■ Exercise requirements:
Your task is to print every entry below exactly as given.

■ Material for this exercise:
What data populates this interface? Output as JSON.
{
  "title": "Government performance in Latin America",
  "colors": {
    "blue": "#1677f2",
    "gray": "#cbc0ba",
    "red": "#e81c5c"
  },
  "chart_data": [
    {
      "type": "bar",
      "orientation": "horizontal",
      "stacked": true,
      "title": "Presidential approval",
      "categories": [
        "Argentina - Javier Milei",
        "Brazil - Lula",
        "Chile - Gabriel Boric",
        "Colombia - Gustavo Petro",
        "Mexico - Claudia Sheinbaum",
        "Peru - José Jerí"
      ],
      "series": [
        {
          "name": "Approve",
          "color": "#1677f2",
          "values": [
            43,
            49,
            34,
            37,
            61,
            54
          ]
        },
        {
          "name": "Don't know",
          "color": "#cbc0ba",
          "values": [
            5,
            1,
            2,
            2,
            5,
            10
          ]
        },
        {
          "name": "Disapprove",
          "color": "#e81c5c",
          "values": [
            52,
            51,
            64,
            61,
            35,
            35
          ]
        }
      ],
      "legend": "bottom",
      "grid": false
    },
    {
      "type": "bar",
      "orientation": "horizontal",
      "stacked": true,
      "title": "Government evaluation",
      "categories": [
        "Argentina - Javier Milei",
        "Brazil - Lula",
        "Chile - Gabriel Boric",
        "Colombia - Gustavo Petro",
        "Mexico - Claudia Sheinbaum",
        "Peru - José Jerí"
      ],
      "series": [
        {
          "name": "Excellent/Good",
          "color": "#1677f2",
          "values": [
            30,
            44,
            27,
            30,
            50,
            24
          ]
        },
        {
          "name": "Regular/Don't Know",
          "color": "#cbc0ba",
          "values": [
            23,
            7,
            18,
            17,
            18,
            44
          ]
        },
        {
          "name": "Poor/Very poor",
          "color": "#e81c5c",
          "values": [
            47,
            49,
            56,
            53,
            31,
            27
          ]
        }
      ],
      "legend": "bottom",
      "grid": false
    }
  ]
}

■ Written solution:
What data populates this interface? Output as JSON.
{
  "title": "Government performance in Latin America",
  "colors": {
    "blue": "#1677f2",
    "gray": "#cbc0ba",
    "red": "#e81c5c"
  },
  "chart_data": [
    {
      "type": "bar",
      "orientation": "horizontal",
      "stacked": true,
      "title": "Presidential approval",
      "categories": [
        "Argentina - Javier Milei",
        "Brazil - Lula",
        "Chile - Gabriel Boric",
        "Colombia - Gustavo Petro",
        "Mexico - Claudia Sheinbaum",
        "Peru - José Jerí"
      ],
      "series": [
        {
          "name": "Approve",
          "color": "#1677f2",
          "values": [
            43,
            49,
            34,
            37,
            61,
            54
          ]
        },
        {
          "name": "Don't know",
          "color": "#cbc0ba",
          "values": [
            5,
            1,
            2,
            2,
            5,
            10
          ]
        },
        {
          "name": "Disapprove",
          "color": "#e81c5c",
          "values": [
            52,
            51,
            64,
            61,
            35,
            35
          ]
        }
      ],
      "legend": "bottom",
      "grid": false
    },
    {
      "type": "bar",
      "orientation": "horizontal",
      "stacked": true,
      "title": "Government evaluation",
      "categories": [
        "Argentina - Javier Milei",
        "Brazil - Lula",
        "Chile - Gabriel Boric",
        "Colombia - Gustavo Petro",
        "Mexico - Claudia Sheinbaum",
        "Peru - José Jerí"
      ],
      "series": [
        {
          "name": "Excellent/Good",
          "color": "#1677f2",
          "values": [
            30,
            44,
            27,
            30,
            50,
            24
          ]
        },
        {
          "name": "Regular/Don't Know",
          "color": "#cbc0ba",
          "values": [
            23,
            7,
            18,
            17,
            18,
            44
          ]
        },
        {
          "name": "Poor/Very poor",
          "color": "#e81c5c",
          "values": [
            47,
            49,
            56,
            53,
            31,
            27
          ]
        }
      ],
      "legend": "bottom",
      "grid": false
    }
  ]
}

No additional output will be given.